— START STORED RECORDS —
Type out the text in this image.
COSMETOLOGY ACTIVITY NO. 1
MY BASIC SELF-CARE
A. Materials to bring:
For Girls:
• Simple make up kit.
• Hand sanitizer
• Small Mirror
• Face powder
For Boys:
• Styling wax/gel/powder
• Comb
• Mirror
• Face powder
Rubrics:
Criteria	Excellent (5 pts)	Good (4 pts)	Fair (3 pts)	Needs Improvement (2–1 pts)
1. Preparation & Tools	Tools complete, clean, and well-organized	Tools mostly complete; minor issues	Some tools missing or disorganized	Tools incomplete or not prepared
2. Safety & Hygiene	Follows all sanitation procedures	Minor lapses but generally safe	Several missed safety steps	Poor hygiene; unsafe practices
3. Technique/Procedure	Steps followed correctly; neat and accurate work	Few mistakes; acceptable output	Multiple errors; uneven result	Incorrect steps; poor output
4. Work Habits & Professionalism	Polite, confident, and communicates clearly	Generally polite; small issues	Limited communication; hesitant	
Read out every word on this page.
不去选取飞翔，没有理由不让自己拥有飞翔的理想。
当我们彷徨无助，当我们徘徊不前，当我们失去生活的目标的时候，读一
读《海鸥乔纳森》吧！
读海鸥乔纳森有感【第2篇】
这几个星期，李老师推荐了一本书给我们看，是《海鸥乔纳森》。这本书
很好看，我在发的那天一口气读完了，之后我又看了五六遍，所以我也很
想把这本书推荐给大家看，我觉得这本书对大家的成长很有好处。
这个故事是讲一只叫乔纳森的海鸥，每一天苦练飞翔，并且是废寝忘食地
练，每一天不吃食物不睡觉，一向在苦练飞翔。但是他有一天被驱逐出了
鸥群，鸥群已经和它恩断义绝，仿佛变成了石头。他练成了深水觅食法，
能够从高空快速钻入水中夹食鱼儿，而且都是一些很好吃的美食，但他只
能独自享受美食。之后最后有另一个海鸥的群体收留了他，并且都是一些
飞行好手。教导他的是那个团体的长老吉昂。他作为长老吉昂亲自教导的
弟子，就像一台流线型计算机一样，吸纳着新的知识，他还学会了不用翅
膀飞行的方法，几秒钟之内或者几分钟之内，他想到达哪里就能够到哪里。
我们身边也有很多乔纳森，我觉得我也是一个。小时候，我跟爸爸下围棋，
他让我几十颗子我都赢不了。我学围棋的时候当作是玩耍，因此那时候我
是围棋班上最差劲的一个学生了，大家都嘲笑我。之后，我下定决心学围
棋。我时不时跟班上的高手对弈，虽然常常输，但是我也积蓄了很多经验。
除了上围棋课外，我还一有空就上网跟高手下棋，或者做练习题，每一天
— END STORED RECORDS —
— START STORED RECORDS —
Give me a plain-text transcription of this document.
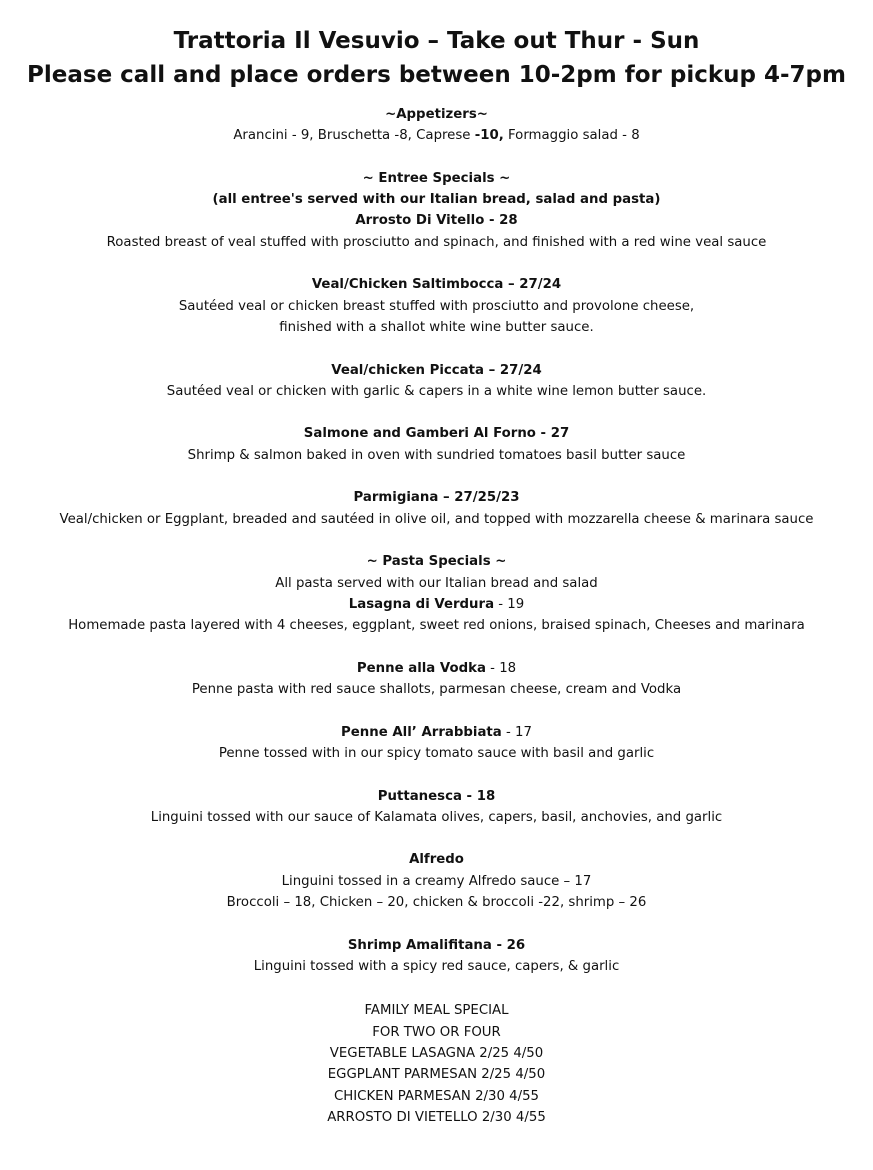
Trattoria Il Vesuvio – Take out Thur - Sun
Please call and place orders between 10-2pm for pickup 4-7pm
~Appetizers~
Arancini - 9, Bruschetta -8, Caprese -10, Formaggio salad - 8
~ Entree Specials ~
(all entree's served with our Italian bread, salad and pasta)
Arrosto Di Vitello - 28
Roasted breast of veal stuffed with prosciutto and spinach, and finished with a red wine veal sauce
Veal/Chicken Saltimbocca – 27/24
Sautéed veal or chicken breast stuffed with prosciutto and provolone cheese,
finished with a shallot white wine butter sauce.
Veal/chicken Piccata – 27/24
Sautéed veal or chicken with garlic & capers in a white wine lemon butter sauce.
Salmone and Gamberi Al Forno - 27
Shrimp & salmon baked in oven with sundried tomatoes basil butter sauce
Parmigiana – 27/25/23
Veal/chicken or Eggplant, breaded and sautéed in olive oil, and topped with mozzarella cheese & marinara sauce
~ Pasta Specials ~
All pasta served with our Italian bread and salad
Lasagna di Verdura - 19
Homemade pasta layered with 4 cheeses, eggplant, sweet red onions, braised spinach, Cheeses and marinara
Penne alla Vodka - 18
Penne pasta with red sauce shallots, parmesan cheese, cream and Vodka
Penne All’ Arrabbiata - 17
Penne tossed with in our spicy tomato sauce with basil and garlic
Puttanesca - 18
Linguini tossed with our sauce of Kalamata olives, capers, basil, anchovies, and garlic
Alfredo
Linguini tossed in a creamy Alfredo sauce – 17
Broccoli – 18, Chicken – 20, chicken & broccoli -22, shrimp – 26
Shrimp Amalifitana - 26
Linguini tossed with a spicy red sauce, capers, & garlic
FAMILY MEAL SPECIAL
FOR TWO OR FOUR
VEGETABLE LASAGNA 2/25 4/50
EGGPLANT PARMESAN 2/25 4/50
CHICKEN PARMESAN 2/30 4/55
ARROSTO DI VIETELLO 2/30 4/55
— END STORED RECORDS —
* **CHALLENGE**: Your answer should be a single number: the count of lines holding the word "white".

* **SOLUTION FOR THIS EXERCISE**: 2